┌────────
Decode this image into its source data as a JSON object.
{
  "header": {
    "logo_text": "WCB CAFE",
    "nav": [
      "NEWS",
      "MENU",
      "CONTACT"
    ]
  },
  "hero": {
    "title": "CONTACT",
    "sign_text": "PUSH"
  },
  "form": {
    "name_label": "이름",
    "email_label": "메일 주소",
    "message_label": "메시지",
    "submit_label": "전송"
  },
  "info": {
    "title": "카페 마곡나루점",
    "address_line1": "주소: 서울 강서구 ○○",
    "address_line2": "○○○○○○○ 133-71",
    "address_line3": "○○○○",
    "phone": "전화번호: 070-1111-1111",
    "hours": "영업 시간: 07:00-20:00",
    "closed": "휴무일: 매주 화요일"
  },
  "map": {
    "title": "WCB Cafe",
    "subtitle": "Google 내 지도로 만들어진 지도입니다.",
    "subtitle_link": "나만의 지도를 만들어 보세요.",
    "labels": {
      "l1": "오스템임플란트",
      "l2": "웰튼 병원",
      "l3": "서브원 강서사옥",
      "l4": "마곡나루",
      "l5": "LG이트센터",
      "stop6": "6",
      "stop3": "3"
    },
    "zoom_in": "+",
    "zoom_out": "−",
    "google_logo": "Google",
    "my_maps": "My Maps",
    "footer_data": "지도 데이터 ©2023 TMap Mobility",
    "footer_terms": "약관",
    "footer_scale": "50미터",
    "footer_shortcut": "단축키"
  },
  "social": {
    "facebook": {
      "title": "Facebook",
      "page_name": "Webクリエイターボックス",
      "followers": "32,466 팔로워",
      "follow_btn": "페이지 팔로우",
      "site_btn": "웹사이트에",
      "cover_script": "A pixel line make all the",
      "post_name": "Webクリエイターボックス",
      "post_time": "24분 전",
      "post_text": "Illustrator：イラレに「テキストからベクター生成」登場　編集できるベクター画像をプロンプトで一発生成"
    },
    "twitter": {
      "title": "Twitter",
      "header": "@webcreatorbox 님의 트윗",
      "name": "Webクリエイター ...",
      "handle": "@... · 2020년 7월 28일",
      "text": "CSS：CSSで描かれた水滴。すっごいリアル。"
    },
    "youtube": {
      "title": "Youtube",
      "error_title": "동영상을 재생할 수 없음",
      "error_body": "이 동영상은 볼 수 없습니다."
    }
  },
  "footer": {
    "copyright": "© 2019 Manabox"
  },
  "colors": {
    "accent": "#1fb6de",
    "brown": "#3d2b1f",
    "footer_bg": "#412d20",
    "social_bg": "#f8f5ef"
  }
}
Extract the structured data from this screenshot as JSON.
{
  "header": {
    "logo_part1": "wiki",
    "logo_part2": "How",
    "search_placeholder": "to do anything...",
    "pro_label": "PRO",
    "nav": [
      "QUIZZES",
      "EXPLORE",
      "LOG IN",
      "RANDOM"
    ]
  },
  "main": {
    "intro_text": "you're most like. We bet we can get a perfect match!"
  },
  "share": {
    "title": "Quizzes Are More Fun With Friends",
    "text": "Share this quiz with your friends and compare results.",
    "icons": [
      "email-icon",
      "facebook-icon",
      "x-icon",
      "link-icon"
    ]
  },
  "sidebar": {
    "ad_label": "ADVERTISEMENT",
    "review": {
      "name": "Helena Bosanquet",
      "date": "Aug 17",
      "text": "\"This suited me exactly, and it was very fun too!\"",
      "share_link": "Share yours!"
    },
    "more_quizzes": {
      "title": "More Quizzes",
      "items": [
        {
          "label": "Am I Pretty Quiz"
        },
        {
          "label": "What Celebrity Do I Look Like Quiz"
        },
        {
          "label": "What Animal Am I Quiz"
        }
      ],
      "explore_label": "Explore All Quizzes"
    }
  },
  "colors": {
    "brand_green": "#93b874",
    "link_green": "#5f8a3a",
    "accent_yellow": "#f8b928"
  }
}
└────────
Output the records exactly, including every line.

Decode this image into its source data as a JSON object.
{
  "header": {
    "logo_text": "WCB CAFE",
    "nav": [
      "NEWS",
      "MENU",
      "CONTACT"
    ]
  },
  "hero": {
    "title": "CONTACT",
    "sign_text": "PUSH"
  },
  "form": {
    "name_label": "이름",
    "email_label": "메일 주소",
    "message_label": "메시지",
    "submit_label": "전송"
  },
  "info": {
    "title": "카페 마곡나루점",
    "address_line1": "주소: 서울 강서구 ○○",
    "address_line2": "○○○○○○○ 133-71",
    "address_line3": "○○○○",
    "phone": "전화번호: 070-1111-1111",
    "hours": "영업 시간: 07:00-20:00",
    "closed": "휴무일: 매주 화요일"
  },
  "map": {
    "title": "WCB Cafe",
    "subtitle": "Google 내 지도로 만들어진 지도입니다.",
    "subtitle_link": "나만의 지도를 만들어 보세요.",
    "labels": {
      "l1": "오스템임플란트",
      "l2": "웰튼 병원",
      "l3": "서브원 강서사옥",
      "l4": "마곡나루",
      "l5": "LG이트센터",
      "stop6": "6",
      "stop3": "3"
    },
    "zoom_in": "+",
    "zoom_out": "−",
    "google_logo": "Google",
    "my_maps": "My Maps",
    "footer_data": "지도 데이터 ©2023 TMap Mobility",
    "footer_terms": "약관",
    "footer_scale": "50미터",
    "footer_shortcut": "단축키"
  },
  "social": {
    "facebook": {
      "title": "Facebook",
      "page_name": "Webクリエイターボックス",
      "followers": "32,466 팔로워",
      "follow_btn": "페이지 팔로우",
      "site_btn": "웹사이트에",
      "cover_script": "A pixel line make all the",
      "post_name": "Webクリエイターボックス",
      "post_time": "24분 전",
      "post_text": "Illustrator：イラレに「テキストからベクター生成」登場　編集できるベクター画像をプロンプトで一発生成"
    },
    "twitter": {
      "title": "Twitter",
      "header": "@webcreatorbox 님의 트윗",
      "name": "Webクリエイター ...",
      "handle": "@... · 2020년 7월 28일",
      "text": "CSS：CSSで描かれた水滴。すっごいリアル。"
    },
    "youtube": {
      "title": "Youtube",
      "error_title": "동영상을 재생할 수 없음",
      "error_body": "이 동영상은 볼 수 없습니다."
    }
  },
  "footer": {
    "copyright": "© 2019 Manabox"
  },
  "colors": {
    "accent": "#1fb6de",
    "brown": "#3d2b1f",
    "footer_bg": "#412d20",
    "social_bg": "#f8f5ef"
  }
}
Extract the structured data from this screenshot as JSON.
{
  "header": {
    "logo_part1": "wiki",
    "logo_part2": "How",
    "search_placeholder": "to do anything...",
    "pro_label": "PRO",
    "nav": [
      "QUIZZES",
      "EXPLORE",
      "LOG IN",
      "RANDOM"
    ]
  },
  "main": {
    "intro_text": "you're most like. We bet we can get a perfect match!"
  },
  "share": {
    "title": "Quizzes Are More Fun With Friends",
    "text": "Share this quiz with your friends and compare results.",
    "icons": [
      "email-icon",
      "facebook-icon",
      "x-icon",
      "link-icon"
    ]
  },
  "sidebar": {
    "ad_label": "ADVERTISEMENT",
    "review": {
      "name": "Helena Bosanquet",
      "date": "Aug 17",
      "text": "\"This suited me exactly, and it was very fun too!\"",
      "share_link": "Share yours!"
    },
    "more_quizzes": {
      "title": "More Quizzes",
      "items": [
        {
          "label": "Am I Pretty Quiz"
        },
        {
          "label": "What Celebrity Do I Look Like Quiz"
        },
        {
          "label": "What Animal Am I Quiz"
        }
      ],
      "explore_label": "Explore All Quizzes"
    }
  },
  "colors": {
    "brand_green": "#93b874",
    "link_green": "#5f8a3a",
    "accent_yellow": "#f8b928"
  }
}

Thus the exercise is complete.